**Supplied passage:**
Rustberg includes cache headers for read operations:

```http
Cache-Control: private, max-age=60
ETag: "abc123"
```

Configure clients to respect these headers for reduced latency.

---

## Bottleneck Analysis

### Common Bottlenecks

| Symptom | Likely Cause | Solution |
|---------|--------------|----------|
| High P99 latency | SlateDB compaction | Increase write buffers |
| Memory growth | Large cache | Tune cache size |
| Write timeouts | S3 network latency | Use regional deployment |
| Auth slowdown | Token validation | Cache JWKS |
| CPU spikes | Policy evaluation | Optimize policies |

### Profiling Tools

Enable profiling in development:

```toml
[server]
# Enable tokio-console for async debugging
enable_console = true
```

```bash
# Connect with tokio-console
tokio-console http://localhost:6669
```

---

## Load Testing

### Using k6

```javascript
// load-test.js
import http from 'k6/http';
import { check, sleep } from 'k6';

export const options = {
    vus: 100,
    duration: '5m',
    thresholds: {
        http_req_duration: ['p(95)<100', 'p(99)<200'],
        http_req_failed: ['rate<0.01'],
    },
};

const BASE_URL = 'https://rustberg.example.com';
const API_KEY = __ENV.API_KEY;

export default function() {
    // Load table metadata
    const res = http.get(`${BASE_URL}/v1/namespaces/db/tables/events`, {
        headers: {
            'Authorization': `Bearer ${API_KEY}`,
        },
    });
    
    check(res, {
        'status is 200': (r) => r.status === 200,
        'response time OK': (r) => r.timings.duration < 100,
    });
    
    sleep(0.1);
}
```

```bash
# Run load test
k6 run -e API_KEY=your-api-key load-test.js
```

### Using wrk

```bash
# Basic throughput test
wrk -t12 -c400 -d60s \
    -H "Authorization: Bearer $API_KEY" \
    https://rustberg.example.com/v1/namespaces

# With Lua script for POST requests
wrk -t12 -c100 -d60s \
    -s create-table.lua \
    https://rustberg.example.com
```

---

## Production Recommendations

### Resource Allocation

| Environment | CPU | Memory | Replicas |
|-------------|-----|--------|----------|
| Development | 0.5 | 256Mi | 1 |
| Staging | 1 | 512Mi | 2 |
| Production | 2-4 | 1-2Gi | 3+ |

### Monitoring Metrics

Essential metrics to monitor:

```yaml
# Prometheus metrics
- rustberg_request_duration_seconds{quantile="0.99"}
- rustberg_active_connections
- rustberg_slatedb_cache_hit_ratio
- rustberg_auth_failures_total
- rustberg_policy_evaluation_duration_seconds
```

### SLO Recommendations

| Metric | Target | Alert Threshold |
|--------|--------|-----------------|
| Availability | 99.9% | < 99.5% |
| Read Latency P99 | < 50ms | > 100ms |
| Write Latency P99 | < 200ms | > 500ms |
| Error Rate | < 0.1% | > 1% |

---

## Running Your Own Benchmarks

### Built-in Benchmark Tool

```bash
# Run catalog benchmarks
cargo bench --features benchmark

# Run specific benchmark
cargo bench --features benchmark -- create_table
```

### Custom Benchmark Script

```python
#!/usr/bin/env python3
"""Simple benchmark script for Rustberg."""

**Information shown:**
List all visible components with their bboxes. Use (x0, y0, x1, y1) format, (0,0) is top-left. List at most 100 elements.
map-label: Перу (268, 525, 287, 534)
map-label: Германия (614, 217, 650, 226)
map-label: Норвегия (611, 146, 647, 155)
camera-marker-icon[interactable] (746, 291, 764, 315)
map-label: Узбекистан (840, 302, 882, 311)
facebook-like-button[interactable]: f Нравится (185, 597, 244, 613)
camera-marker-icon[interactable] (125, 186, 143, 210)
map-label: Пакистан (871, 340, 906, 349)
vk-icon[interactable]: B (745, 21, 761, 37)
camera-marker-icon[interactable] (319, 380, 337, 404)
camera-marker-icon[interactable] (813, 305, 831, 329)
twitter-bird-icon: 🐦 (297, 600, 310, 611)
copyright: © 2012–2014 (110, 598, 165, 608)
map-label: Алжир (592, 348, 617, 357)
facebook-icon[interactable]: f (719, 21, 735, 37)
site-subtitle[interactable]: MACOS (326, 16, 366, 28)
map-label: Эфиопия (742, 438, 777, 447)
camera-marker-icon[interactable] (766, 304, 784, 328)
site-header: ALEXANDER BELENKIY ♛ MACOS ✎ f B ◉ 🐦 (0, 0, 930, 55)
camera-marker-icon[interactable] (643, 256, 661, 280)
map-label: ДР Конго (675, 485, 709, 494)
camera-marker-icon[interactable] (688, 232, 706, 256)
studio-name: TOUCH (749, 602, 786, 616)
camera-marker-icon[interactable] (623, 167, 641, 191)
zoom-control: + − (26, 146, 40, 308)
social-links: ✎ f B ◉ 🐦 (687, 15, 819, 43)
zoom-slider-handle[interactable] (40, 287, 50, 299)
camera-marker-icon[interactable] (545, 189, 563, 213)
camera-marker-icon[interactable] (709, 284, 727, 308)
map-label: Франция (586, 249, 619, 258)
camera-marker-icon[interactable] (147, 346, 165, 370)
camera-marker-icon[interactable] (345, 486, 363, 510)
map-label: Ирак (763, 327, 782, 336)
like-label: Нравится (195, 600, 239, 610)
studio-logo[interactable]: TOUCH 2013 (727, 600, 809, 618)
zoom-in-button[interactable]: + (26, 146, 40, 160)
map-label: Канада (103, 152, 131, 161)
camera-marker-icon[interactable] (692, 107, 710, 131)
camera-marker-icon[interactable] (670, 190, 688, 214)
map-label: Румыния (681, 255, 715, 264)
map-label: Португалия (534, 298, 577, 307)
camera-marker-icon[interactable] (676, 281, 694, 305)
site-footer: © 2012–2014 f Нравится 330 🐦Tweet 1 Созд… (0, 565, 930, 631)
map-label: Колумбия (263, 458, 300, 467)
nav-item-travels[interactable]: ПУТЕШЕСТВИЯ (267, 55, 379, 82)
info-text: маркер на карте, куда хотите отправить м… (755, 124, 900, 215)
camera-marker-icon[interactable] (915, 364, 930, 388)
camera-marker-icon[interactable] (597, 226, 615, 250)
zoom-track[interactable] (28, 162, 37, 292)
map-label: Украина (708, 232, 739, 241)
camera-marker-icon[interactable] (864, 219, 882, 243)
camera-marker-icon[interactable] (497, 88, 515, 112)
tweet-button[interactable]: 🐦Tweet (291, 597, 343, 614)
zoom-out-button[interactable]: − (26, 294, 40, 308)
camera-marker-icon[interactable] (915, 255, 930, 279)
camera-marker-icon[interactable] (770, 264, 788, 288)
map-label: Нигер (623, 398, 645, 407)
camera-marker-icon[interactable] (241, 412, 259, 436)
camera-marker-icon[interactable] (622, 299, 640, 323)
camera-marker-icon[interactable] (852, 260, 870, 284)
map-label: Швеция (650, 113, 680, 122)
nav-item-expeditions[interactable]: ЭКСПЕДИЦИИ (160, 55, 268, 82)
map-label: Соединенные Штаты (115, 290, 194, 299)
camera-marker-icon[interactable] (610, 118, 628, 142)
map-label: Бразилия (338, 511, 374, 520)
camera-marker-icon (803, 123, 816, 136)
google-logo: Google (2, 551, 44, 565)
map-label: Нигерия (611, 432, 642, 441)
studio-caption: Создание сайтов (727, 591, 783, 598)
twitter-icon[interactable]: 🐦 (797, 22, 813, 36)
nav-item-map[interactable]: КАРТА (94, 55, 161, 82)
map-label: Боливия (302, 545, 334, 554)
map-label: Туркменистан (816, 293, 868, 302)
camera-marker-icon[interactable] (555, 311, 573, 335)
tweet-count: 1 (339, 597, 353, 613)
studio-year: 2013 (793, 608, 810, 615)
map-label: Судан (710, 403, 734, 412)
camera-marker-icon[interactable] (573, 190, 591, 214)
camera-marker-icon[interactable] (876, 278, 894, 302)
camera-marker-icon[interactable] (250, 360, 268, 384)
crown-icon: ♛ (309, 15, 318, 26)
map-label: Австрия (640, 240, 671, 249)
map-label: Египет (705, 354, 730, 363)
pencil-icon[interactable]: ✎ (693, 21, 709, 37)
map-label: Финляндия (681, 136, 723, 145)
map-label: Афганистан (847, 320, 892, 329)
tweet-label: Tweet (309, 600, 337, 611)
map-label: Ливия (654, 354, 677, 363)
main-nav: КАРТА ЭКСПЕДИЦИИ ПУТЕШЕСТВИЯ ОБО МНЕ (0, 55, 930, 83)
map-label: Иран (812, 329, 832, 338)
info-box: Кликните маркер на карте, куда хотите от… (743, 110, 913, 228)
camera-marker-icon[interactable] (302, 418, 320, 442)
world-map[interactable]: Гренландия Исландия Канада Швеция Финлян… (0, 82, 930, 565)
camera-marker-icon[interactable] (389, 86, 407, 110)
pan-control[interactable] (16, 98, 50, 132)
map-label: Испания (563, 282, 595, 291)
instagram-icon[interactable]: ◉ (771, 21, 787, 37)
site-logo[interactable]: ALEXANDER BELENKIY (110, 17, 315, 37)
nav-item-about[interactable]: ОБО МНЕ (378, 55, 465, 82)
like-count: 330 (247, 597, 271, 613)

**Task item A:** Please list every Prometheus metric that the Rustberg performance guide names as essential to monitor.
**Task item B:**
Answer these from the Rustberg performance guide:
(i) What solution does it give for write timeouts?
(ii) How many replicas does it recommend for staging?
(iii) At what address does the tokio-console command connect?
**Task item C:** Retype the part of the Rustberg performance guide starting at "Rustberg includes cache" and ending at "for reduced latency.".

**Answer area A:**
- rustberg_request_duration_seconds{quantile="0.99"}
- rustberg_active_connections
- rustberg_slatedb_cache_hit_ratio
- rustberg_auth_failures_total
- rustberg_policy_evaluation_duration_seconds

**Answer area B:**
(i) Use regional deployment.
(ii) 2.
(iii) http://localhost:6669

**Answer area C:**
Rustberg includes cache headers for read operations:

```http
Cache-Control: private, max-age=60
ETag: "abc123"
```

Configure clients to respect these headers for reduced latency.